--- Source document Enclosed Below ---
We generally see “loophole” used to refer to provisions in the tax code that allow corporations and/or individuals to pay far less than they’d otherwise owe — or nothing at all. Everybody who cares to knows about these.

Not so for the loopholes in the rent control law. But some nonprofits, including several that provide free legal services to low-income residents have discovered them. And they’ve developed an agenda to reform the law.

A fact sheet distributed at a recent briefing I attended listed well over a dozen changes. Far more than I can take on here. So I’ll confine myself to a relative few fixable problems that have broad impacts.

Caps on Rent Increases

First off — and to me, the biggest surprise — the rent control law doesn’t apply to units built after the original version of the law was passed in 1975 or to units vacant then. The law exempts other units too, but this seems to me the biggest loophole, if one can call it that.

For units not exempt, landlords may increase rents for most tenants by the percent increase in the Washington metro area consumer price index the Social Security Administration uses, plus an additional 2%.

No extra 2% for elderly and disabled tenants whose incomes don’t exceed $40,000 a year. And no increase greater than 5% when the CPI rises by more. They’ve got to file a form to get this relative protection, however, which means they need to know this much of the law.

When a unit becomes vacant, the cap, whatever it be, increases to 10% or to what a “comparable unit” rents for, provided the increase isn’t greater than 30%. Comparable units are defined by physical characteristics, e.g., overall size, floor plan, equipment, condition.

Lots of units have come into the market in the last 30 years, of course. And lots rent for goodly sums, especially now that more high-earners have chosen to live in the city.

So landlords have an obvious incentive to choose tenants unlikely to stay for more than a couple of years, if that, e.g., students, employees on short-term assignments away from their home base.

Case-by-Case Exemptions

Just because tenants live in covered units doesn’t mean they won’t get hit with large increases. Landlords can petition for exemptions from the caps.

They may, for example, claim that they’ll suffer “hardship” if they can’t collect more than the allowable rent. They don’t have to allege a potential loss — only that they won’t earn a 12% return on what they’ve invested in the property.

They’ve sought rent increases upwards of 100%, the DC Legal Aid Society has testified. And they can get them before the District has audited their paperwork and made a final decision on their claims.
--- End of Enclosed Source document ---
--- Data for review Enclosed Below ---
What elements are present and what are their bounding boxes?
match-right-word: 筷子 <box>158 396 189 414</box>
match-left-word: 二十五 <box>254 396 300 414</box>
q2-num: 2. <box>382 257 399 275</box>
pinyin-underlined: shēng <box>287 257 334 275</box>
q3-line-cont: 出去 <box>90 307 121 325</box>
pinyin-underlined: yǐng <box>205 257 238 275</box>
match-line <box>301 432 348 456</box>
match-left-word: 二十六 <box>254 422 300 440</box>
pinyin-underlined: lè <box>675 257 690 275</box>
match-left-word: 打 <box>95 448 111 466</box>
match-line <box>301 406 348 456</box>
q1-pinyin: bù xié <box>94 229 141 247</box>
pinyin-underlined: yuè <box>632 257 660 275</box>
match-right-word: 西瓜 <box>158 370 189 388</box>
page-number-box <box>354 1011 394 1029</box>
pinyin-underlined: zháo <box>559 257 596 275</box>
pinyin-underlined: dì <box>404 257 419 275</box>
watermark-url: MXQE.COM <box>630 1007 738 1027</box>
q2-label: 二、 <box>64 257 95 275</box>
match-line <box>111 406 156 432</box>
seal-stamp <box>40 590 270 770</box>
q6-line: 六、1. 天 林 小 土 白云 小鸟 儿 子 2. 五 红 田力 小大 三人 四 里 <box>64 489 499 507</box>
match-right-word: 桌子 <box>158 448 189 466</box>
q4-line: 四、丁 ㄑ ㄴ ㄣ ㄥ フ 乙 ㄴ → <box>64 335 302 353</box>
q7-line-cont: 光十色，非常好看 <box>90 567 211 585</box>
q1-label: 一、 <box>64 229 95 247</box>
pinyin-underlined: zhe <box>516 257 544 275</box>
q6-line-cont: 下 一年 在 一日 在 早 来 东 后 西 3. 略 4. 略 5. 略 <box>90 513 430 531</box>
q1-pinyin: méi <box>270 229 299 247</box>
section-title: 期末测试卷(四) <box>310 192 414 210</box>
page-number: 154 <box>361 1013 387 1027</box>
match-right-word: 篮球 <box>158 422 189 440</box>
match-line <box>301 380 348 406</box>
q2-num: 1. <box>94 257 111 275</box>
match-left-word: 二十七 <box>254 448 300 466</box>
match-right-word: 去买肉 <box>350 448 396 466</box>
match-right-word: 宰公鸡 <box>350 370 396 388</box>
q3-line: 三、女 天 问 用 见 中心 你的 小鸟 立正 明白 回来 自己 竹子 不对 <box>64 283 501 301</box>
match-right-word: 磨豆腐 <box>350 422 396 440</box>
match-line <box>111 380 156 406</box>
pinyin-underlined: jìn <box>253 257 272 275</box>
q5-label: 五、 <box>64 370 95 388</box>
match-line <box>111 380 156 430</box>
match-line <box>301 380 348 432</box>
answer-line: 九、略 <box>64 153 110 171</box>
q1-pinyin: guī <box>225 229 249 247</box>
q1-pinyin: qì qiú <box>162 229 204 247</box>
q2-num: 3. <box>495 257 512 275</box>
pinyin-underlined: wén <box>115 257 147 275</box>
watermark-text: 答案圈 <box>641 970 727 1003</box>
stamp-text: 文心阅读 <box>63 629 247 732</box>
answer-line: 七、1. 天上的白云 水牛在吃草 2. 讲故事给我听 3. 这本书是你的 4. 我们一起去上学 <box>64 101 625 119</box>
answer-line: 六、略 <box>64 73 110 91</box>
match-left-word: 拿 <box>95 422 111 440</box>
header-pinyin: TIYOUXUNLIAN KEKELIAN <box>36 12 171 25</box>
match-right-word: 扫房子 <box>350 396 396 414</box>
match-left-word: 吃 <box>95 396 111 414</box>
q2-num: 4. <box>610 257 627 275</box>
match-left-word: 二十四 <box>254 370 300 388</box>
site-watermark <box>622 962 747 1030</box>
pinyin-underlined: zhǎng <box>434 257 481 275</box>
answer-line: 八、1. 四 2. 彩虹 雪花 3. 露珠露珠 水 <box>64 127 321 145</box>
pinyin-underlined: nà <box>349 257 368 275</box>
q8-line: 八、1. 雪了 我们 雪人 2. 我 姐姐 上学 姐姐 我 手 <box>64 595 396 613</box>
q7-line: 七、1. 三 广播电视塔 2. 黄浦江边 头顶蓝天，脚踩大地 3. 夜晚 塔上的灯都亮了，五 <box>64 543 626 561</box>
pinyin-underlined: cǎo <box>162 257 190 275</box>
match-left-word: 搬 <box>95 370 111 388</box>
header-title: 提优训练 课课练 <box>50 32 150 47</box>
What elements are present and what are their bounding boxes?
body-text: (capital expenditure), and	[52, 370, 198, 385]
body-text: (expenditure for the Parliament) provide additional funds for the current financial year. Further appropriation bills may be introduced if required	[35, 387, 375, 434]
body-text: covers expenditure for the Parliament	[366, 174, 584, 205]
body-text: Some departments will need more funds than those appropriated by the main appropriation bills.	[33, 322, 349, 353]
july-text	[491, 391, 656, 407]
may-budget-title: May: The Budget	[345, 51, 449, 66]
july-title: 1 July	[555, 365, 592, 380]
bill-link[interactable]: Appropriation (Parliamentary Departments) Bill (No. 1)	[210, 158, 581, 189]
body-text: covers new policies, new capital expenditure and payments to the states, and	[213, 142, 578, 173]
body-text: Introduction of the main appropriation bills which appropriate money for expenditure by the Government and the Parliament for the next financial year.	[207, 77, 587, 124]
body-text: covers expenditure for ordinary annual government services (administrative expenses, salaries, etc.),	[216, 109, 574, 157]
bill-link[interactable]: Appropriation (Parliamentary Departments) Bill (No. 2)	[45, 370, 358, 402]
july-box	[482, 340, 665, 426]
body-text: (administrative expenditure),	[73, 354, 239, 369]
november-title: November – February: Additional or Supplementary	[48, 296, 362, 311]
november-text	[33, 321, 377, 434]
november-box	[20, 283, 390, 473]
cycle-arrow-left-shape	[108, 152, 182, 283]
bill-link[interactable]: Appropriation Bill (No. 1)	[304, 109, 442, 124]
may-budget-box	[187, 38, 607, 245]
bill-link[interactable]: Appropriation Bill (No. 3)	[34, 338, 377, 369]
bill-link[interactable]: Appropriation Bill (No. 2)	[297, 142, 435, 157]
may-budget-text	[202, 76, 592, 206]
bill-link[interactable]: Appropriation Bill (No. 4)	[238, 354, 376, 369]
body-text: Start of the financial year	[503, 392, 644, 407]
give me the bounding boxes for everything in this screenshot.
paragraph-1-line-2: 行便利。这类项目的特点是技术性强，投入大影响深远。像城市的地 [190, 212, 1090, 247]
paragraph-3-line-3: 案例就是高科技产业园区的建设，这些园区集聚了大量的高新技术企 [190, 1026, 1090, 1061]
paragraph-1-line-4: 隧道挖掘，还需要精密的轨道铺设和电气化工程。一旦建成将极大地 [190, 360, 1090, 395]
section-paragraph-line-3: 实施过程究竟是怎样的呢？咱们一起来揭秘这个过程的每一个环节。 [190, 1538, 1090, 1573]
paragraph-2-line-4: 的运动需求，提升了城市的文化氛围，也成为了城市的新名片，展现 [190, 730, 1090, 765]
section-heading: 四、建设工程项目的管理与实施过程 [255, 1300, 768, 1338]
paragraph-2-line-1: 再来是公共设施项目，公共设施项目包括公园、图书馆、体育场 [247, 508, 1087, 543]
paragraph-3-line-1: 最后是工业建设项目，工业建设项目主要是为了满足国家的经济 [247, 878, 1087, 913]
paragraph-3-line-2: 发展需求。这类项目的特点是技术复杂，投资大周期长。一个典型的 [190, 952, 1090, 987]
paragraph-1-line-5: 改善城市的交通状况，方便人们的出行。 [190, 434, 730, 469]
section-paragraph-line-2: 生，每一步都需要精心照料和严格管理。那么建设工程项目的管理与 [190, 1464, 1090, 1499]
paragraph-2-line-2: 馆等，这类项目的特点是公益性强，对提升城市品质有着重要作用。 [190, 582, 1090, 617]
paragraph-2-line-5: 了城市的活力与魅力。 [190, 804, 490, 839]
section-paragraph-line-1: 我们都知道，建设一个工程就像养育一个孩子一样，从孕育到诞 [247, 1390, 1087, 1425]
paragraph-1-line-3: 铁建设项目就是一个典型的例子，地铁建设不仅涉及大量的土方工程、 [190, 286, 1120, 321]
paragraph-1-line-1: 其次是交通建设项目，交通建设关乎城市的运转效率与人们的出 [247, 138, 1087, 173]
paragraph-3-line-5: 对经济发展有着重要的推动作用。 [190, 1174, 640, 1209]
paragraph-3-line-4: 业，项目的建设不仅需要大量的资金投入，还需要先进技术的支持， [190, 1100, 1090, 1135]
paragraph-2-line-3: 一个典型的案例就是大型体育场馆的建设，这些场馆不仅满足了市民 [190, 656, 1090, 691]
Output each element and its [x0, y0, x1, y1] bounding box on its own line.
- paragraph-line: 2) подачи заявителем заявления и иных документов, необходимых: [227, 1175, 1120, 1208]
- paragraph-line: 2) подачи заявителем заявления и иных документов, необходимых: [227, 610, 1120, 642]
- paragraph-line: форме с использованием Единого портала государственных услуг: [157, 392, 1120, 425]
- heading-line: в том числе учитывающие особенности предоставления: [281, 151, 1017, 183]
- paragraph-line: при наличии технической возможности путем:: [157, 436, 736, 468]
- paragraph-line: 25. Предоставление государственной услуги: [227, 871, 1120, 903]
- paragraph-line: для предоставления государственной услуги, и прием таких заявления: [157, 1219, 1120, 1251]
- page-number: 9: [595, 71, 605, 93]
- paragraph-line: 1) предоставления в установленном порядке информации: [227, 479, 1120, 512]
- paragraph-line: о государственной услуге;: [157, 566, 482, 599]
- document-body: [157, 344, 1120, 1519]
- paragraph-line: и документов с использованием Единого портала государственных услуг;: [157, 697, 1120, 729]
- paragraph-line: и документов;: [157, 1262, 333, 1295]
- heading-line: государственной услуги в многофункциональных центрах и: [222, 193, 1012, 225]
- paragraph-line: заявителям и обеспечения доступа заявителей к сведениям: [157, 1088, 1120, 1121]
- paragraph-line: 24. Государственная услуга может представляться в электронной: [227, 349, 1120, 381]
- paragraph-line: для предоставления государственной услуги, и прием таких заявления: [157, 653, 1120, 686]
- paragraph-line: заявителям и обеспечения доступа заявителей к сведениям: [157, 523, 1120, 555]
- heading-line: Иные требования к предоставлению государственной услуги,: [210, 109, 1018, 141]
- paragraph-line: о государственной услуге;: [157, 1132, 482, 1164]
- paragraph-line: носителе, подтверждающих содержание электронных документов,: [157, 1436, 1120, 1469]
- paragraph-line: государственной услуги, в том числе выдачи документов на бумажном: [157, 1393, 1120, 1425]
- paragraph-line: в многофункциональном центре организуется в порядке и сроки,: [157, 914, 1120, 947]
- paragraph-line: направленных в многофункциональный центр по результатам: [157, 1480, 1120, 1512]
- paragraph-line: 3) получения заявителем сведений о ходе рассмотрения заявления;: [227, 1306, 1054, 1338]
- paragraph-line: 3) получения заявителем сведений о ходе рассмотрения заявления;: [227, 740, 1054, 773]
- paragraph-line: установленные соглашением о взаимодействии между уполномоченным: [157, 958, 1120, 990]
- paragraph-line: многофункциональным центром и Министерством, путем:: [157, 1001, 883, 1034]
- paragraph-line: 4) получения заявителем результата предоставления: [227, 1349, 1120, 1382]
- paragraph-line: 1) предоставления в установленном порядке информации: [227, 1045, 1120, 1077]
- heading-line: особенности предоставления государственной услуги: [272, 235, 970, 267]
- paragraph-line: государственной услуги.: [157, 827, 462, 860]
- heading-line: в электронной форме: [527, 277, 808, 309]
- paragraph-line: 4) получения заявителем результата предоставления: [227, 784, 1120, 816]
--- End of Enclosed Data for review ---
Task directions -
Output, word for word, the stretch of the rent control article that starts with the words containing "For units not" and ends with "plan, equipment, condition.".

Problem solution -
For units not exempt, landlords may increase rents for most tenants by the percent increase in the Washington metro area consumer price index the Social Security Administration uses, plus an additional 2%.

No extra 2% for elderly and disabled tenants whose incomes don’t exceed $40,000 a year. And no increase greater than 5% when the CPI rises by more. They’ve got to file a form to get this relative protection, however, which means they need to know this much of the law.

When a unit becomes vacant, the cap, whatever it be, increases to 10% or to what a “comparable unit” rents for, provided the increase isn’t greater than 30%. Comparable units are defined by physical characteristics, e.g., overall size, floor plan, equipment, condition.